:: Input ::

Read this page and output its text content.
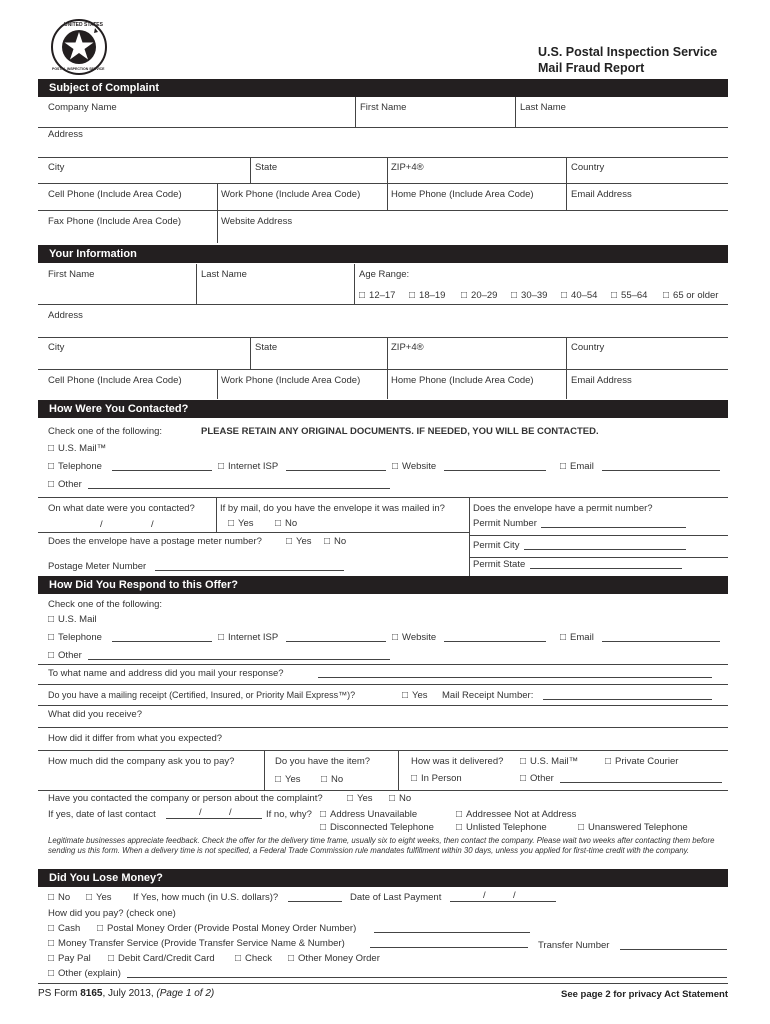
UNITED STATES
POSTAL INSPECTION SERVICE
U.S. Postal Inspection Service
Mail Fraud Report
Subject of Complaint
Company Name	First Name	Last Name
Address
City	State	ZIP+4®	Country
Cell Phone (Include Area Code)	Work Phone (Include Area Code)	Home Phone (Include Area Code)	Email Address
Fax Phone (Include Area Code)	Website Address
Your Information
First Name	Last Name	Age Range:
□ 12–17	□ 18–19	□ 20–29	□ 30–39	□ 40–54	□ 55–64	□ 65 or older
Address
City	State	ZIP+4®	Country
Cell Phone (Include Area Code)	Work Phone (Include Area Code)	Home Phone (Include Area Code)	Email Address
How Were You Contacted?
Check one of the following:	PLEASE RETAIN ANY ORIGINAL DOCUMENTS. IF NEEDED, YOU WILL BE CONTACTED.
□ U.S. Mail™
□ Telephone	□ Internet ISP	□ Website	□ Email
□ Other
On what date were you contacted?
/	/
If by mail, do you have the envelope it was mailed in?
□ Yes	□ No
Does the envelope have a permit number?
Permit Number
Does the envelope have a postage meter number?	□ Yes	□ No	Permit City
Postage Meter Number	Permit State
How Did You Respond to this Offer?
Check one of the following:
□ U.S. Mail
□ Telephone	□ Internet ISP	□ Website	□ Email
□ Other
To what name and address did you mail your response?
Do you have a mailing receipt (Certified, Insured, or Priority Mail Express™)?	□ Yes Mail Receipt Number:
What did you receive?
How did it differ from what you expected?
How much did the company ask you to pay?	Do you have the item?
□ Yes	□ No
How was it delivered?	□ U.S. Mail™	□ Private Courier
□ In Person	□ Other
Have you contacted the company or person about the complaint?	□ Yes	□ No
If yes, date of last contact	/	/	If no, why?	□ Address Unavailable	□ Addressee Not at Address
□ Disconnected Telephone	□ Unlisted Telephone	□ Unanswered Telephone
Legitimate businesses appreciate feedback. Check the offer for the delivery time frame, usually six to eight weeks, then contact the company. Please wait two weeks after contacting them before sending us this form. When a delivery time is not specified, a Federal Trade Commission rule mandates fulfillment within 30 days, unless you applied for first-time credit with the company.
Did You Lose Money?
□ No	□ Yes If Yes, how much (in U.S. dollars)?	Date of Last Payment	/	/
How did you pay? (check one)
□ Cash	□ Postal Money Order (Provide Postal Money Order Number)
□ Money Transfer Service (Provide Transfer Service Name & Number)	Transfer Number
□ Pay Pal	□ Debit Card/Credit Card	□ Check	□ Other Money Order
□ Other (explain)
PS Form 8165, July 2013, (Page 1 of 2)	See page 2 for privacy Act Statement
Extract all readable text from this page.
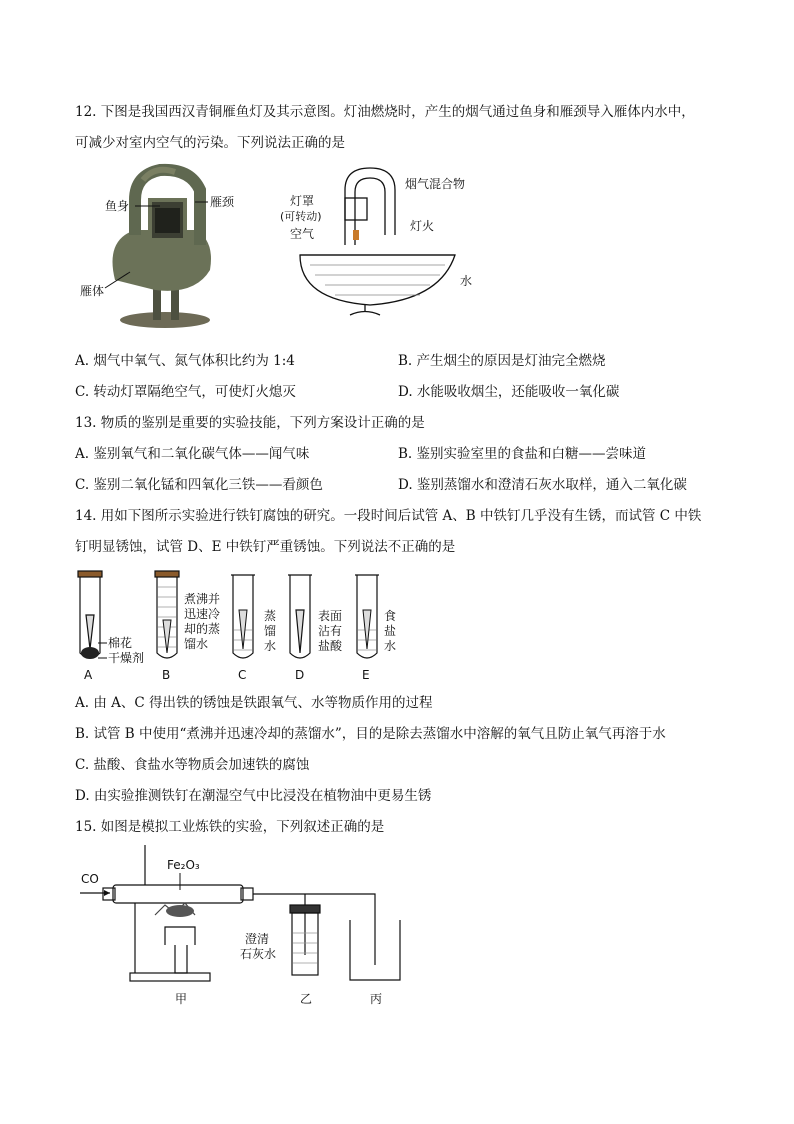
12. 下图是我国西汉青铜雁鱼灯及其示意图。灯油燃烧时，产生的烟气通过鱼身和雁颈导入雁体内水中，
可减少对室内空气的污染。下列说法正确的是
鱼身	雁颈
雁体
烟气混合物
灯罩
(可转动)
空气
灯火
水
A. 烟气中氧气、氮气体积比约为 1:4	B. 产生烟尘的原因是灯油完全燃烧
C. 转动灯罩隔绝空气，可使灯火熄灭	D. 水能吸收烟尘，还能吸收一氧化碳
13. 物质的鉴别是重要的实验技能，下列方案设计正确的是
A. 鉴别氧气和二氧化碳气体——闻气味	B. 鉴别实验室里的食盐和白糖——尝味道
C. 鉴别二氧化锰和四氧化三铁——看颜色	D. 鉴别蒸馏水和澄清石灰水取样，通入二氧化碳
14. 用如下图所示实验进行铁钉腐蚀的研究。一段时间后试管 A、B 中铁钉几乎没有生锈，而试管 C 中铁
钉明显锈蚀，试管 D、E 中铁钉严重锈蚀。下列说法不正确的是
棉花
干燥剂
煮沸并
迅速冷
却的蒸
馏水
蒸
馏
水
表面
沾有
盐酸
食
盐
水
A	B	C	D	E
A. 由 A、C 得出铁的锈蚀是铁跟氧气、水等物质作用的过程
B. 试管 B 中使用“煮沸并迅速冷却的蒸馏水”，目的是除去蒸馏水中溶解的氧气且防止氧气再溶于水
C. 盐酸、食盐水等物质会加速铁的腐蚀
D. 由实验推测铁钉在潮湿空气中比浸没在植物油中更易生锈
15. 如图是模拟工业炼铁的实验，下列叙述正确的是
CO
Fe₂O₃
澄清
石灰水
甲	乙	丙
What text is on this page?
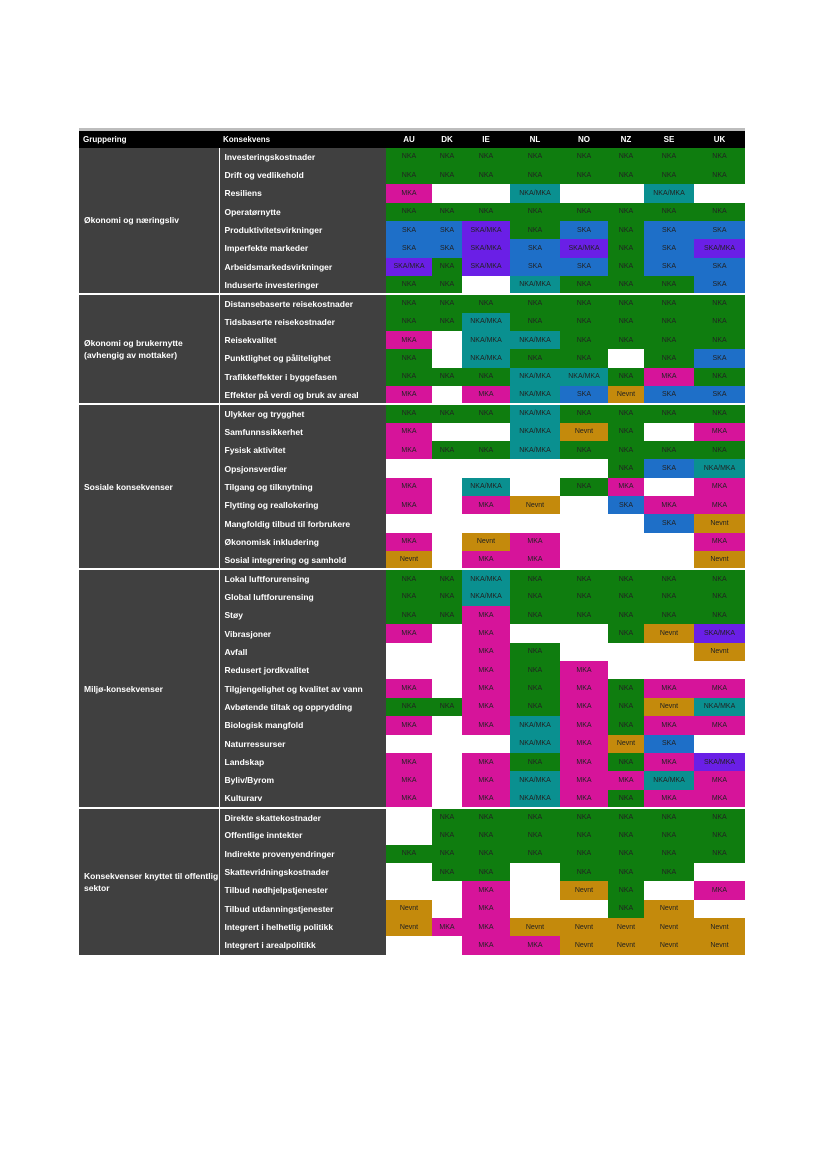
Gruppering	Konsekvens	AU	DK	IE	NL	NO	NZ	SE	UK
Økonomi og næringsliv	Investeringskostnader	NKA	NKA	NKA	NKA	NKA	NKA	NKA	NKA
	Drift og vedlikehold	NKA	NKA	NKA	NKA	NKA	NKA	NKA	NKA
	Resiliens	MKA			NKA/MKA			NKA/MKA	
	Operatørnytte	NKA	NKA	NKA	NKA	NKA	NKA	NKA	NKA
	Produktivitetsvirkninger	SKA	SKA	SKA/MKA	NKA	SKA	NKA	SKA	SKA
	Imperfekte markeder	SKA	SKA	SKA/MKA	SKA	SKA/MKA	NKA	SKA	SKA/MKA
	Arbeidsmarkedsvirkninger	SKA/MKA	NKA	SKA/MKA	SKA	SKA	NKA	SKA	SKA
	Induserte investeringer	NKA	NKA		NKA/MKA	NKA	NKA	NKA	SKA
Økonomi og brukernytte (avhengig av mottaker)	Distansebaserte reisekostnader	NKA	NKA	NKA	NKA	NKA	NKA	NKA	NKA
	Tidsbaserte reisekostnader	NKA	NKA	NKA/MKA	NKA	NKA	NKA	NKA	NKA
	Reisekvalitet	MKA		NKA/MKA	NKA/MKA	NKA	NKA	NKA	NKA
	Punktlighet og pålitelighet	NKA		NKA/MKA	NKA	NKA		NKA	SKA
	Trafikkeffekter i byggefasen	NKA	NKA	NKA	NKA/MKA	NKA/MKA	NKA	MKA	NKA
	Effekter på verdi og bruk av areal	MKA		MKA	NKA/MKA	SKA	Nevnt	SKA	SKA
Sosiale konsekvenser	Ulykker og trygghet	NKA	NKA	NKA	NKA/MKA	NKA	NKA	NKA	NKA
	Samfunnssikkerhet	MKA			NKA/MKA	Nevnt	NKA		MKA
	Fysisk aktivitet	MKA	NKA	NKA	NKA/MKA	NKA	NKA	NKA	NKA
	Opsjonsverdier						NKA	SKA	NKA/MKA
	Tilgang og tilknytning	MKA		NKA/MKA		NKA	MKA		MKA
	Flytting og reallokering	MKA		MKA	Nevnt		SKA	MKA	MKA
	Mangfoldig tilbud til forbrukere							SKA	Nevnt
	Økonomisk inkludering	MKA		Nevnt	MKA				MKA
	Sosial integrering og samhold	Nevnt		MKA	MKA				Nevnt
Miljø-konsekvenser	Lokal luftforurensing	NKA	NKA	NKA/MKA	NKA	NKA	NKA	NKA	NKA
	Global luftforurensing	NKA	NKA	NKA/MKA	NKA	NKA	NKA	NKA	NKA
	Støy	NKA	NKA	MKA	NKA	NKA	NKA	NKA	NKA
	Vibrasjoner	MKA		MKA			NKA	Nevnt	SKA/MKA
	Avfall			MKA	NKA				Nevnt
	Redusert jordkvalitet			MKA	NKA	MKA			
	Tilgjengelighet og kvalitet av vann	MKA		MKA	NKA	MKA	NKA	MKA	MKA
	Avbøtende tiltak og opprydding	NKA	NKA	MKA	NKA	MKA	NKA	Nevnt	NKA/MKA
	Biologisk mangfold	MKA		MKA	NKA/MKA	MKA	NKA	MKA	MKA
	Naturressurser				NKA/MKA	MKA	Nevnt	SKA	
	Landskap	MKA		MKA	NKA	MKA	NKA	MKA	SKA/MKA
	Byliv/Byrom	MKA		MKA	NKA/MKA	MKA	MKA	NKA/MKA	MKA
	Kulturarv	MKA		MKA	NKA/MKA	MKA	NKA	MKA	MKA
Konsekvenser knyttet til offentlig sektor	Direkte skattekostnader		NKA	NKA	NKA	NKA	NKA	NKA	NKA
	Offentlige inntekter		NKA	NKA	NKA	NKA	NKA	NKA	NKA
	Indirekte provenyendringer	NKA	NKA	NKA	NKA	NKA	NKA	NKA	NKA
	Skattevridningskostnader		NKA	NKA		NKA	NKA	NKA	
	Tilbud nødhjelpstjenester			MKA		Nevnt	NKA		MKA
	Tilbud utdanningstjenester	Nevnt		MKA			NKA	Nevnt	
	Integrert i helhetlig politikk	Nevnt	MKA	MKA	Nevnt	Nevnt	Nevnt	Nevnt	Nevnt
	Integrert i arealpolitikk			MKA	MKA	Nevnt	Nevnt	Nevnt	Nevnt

:::

Problem details: Select every line above that contains the word "Does", and copy it.

Response to the exercise:
Does the envelope have a permit number?
Does the envelope have a postage meter number?	□ Yes	□ No	Permit City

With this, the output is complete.